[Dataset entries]
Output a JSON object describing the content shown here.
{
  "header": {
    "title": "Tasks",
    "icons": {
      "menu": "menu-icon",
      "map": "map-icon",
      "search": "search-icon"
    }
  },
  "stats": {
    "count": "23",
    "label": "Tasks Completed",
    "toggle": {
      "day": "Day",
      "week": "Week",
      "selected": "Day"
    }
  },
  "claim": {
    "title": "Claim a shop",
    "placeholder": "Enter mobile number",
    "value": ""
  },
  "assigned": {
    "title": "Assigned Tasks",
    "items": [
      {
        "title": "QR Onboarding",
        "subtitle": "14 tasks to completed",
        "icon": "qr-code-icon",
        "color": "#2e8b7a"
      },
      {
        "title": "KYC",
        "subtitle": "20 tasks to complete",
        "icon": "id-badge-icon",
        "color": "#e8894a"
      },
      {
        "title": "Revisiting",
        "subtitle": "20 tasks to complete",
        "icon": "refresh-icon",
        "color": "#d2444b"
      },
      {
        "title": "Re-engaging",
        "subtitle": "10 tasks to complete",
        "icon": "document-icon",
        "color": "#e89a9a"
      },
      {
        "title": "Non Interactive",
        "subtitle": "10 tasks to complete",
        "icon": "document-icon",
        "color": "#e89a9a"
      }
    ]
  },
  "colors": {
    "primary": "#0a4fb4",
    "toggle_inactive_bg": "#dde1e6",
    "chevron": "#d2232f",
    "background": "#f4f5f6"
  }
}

==

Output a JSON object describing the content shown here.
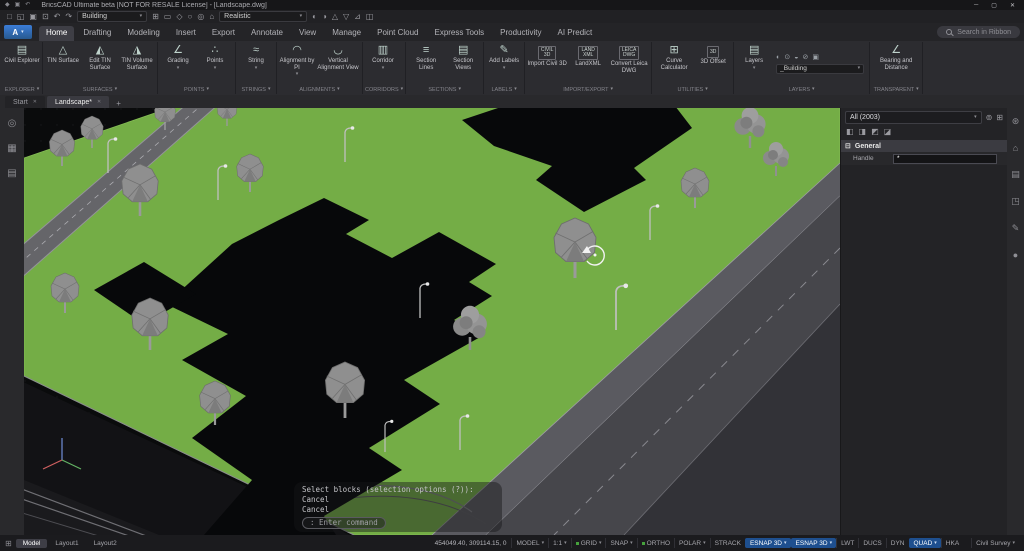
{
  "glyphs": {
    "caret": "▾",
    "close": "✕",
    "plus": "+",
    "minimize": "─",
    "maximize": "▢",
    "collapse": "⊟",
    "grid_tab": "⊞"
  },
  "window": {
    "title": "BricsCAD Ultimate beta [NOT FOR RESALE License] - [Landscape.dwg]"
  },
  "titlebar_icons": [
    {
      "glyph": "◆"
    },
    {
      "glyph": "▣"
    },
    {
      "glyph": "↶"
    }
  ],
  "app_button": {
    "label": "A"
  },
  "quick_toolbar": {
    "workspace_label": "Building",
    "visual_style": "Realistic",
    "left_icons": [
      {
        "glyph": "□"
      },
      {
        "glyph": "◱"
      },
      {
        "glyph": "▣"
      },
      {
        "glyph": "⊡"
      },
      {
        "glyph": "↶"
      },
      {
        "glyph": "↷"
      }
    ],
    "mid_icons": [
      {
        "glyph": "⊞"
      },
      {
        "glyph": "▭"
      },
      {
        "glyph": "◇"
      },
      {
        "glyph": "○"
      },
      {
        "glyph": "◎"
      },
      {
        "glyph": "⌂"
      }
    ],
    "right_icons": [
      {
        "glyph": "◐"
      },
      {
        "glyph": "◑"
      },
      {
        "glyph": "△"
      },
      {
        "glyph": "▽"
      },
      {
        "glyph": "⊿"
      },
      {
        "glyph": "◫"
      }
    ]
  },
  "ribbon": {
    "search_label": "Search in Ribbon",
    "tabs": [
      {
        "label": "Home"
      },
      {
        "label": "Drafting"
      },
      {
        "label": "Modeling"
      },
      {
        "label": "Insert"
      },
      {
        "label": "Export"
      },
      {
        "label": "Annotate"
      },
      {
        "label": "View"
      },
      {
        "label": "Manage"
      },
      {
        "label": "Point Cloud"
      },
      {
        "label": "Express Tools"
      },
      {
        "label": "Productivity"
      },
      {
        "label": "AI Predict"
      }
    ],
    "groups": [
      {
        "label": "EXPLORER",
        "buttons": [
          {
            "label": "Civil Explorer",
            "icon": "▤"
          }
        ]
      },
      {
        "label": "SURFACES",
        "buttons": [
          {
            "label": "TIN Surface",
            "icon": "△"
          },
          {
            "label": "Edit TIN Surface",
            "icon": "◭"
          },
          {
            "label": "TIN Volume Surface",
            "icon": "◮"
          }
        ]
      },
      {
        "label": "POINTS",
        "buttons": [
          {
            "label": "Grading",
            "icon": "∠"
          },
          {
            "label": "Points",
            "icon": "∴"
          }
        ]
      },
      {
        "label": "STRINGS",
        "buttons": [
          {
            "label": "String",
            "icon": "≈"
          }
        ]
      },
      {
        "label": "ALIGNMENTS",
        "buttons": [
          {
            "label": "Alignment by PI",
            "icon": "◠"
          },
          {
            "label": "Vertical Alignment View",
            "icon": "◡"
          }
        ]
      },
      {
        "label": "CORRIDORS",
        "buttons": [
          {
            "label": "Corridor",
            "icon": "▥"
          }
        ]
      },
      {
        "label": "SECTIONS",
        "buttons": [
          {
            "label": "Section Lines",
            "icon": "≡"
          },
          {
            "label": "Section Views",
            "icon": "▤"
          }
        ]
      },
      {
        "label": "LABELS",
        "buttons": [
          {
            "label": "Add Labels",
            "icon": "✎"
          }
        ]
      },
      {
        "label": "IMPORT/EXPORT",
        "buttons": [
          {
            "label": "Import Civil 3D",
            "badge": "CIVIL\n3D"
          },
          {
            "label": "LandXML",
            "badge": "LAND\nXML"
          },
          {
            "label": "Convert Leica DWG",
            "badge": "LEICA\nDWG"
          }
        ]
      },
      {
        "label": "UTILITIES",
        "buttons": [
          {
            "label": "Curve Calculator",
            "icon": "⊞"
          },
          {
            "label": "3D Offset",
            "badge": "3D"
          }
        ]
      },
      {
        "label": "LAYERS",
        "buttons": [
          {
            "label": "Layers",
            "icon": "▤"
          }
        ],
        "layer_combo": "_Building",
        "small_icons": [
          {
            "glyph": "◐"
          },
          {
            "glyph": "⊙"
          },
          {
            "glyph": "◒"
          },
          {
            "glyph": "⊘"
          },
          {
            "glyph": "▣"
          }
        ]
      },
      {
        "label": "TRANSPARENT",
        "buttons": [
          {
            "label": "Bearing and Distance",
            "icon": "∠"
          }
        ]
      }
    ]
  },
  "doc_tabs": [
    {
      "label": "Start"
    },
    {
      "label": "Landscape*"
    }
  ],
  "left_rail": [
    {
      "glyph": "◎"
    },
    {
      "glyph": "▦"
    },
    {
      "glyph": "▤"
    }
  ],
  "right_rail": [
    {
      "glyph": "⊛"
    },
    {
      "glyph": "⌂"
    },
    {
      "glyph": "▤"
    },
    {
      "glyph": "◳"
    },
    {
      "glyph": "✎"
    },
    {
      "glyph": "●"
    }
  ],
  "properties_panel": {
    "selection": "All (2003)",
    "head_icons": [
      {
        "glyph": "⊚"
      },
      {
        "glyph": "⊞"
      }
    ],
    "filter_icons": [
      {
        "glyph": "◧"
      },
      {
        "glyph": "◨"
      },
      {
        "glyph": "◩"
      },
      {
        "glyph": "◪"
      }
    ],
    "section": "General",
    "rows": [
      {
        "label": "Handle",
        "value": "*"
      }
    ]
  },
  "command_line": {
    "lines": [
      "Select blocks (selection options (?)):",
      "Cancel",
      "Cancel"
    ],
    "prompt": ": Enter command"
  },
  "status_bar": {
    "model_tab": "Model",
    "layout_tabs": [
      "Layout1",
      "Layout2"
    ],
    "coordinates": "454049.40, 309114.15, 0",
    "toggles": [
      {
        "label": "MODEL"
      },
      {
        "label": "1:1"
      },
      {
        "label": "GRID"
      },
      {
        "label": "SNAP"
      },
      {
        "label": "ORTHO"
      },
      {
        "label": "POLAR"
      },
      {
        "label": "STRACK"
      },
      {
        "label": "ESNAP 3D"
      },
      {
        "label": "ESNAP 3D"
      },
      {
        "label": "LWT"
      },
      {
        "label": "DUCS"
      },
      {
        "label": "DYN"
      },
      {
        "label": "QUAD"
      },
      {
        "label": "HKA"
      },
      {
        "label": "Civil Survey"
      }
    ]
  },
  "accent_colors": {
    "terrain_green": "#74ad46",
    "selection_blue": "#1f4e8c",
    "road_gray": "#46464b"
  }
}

...

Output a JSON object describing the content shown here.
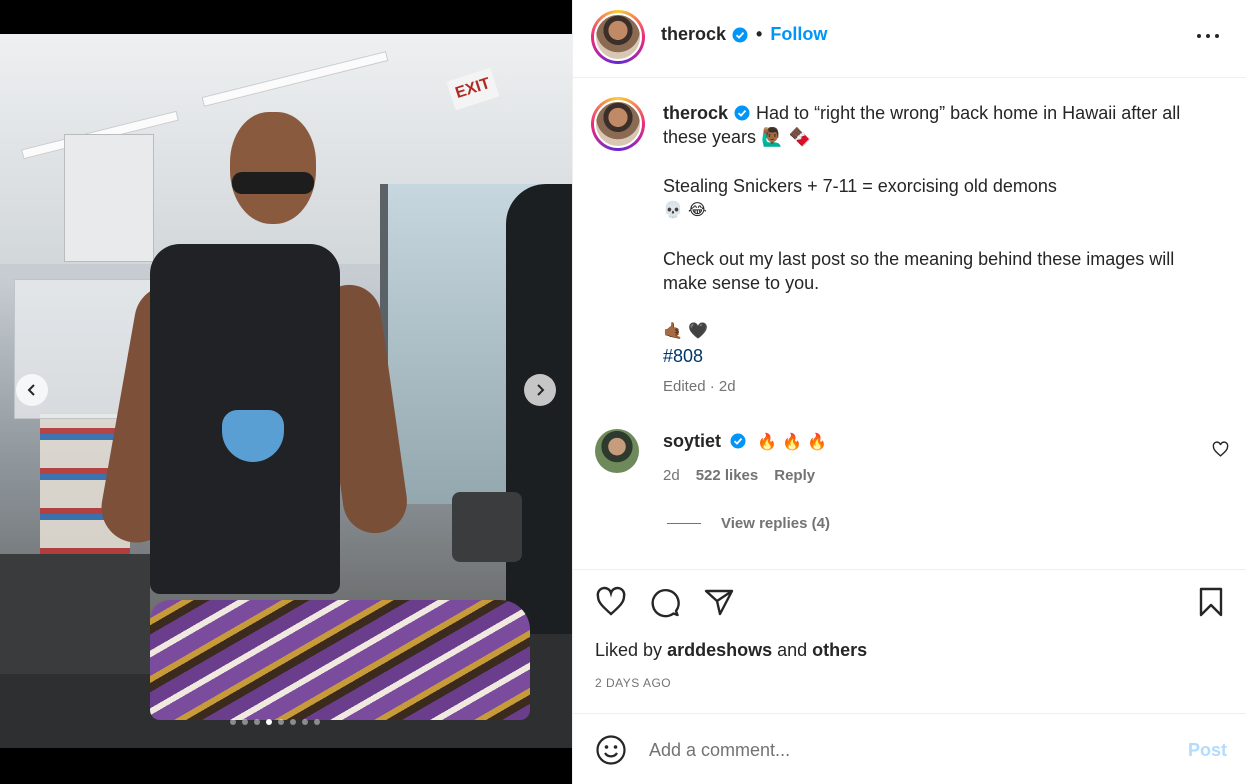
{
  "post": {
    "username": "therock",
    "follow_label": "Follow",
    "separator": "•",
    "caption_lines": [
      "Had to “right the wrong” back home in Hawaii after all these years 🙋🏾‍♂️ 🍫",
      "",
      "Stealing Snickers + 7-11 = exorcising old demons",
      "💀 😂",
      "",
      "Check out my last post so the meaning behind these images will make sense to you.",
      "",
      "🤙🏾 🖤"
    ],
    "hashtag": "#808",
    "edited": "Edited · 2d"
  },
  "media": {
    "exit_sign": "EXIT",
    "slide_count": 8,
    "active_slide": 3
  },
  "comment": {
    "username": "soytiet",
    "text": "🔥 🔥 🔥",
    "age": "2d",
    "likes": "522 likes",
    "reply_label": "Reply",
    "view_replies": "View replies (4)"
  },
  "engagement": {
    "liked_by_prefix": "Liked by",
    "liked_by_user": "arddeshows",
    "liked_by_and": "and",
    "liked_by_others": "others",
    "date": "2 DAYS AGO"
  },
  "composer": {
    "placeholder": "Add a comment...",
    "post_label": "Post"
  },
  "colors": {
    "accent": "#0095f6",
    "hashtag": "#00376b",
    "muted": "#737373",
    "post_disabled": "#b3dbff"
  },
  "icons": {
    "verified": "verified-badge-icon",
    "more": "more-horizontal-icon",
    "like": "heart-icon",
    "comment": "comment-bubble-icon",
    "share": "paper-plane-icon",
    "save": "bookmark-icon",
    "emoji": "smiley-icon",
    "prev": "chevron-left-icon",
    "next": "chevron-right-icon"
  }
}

TASK TO COMPLETE: Look through the entries and return every line where "Landscape" appears.

RESPONSE TO THE TASK:
    "title": "BricsCAD Ultimate beta [NOT FOR RESALE License] - [Landscape.dwg]"
      "label": "Landscape*"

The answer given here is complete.